-- start of Data section --

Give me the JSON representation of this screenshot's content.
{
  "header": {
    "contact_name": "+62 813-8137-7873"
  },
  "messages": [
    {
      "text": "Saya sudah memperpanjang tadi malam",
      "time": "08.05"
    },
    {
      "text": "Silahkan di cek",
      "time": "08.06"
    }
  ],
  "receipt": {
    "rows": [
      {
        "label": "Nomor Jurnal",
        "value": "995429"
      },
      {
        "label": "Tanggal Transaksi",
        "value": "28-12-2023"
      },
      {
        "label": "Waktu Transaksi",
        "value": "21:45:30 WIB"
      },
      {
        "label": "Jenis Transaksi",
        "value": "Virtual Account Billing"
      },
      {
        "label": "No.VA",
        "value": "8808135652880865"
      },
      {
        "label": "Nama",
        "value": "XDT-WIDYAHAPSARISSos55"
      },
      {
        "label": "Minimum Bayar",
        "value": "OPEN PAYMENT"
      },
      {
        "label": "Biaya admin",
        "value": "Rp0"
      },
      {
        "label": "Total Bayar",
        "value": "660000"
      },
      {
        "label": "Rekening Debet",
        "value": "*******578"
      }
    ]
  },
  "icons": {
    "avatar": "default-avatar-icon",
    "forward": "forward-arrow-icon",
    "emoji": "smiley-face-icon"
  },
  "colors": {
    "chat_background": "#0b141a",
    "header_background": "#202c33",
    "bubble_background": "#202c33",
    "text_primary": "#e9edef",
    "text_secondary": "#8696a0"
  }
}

-- end of Data section --

- [Your task]: Check each line of the data above for the string "Bayar", then report how many lines have it, with no other words.

- [Task output]: 2